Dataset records
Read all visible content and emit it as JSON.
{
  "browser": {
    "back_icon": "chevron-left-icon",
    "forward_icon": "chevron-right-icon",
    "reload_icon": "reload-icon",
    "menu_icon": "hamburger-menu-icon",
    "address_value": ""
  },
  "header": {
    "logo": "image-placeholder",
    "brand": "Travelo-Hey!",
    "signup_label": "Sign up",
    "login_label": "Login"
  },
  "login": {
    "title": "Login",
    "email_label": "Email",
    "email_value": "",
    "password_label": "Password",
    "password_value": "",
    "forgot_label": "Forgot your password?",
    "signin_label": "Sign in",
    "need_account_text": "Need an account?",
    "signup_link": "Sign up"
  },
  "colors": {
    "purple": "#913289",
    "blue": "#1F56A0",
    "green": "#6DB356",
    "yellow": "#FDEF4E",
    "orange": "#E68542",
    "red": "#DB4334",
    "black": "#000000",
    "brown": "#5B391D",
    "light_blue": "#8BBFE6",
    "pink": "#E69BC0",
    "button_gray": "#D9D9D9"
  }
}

» **Exercise description**:
Output every entry shown above, exactly.

» **Response to this task**:
Read all visible content and emit it as JSON.
{
  "browser": {
    "back_icon": "chevron-left-icon",
    "forward_icon": "chevron-right-icon",
    "reload_icon": "reload-icon",
    "menu_icon": "hamburger-menu-icon",
    "address_value": ""
  },
  "header": {
    "logo": "image-placeholder",
    "brand": "Travelo-Hey!",
    "signup_label": "Sign up",
    "login_label": "Login"
  },
  "login": {
    "title": "Login",
    "email_label": "Email",
    "email_value": "",
    "password_label": "Password",
    "password_value": "",
    "forgot_label": "Forgot your password?",
    "signin_label": "Sign in",
    "need_account_text": "Need an account?",
    "signup_link": "Sign up"
  },
  "colors": {
    "purple": "#913289",
    "blue": "#1F56A0",
    "green": "#6DB356",
    "yellow": "#FDEF4E",
    "orange": "#E68542",
    "red": "#DB4334",
    "black": "#000000",
    "brown": "#5B391D",
    "light_blue": "#8BBFE6",
    "pink": "#E69BC0",
    "button_gray": "#D9D9D9"
  }
}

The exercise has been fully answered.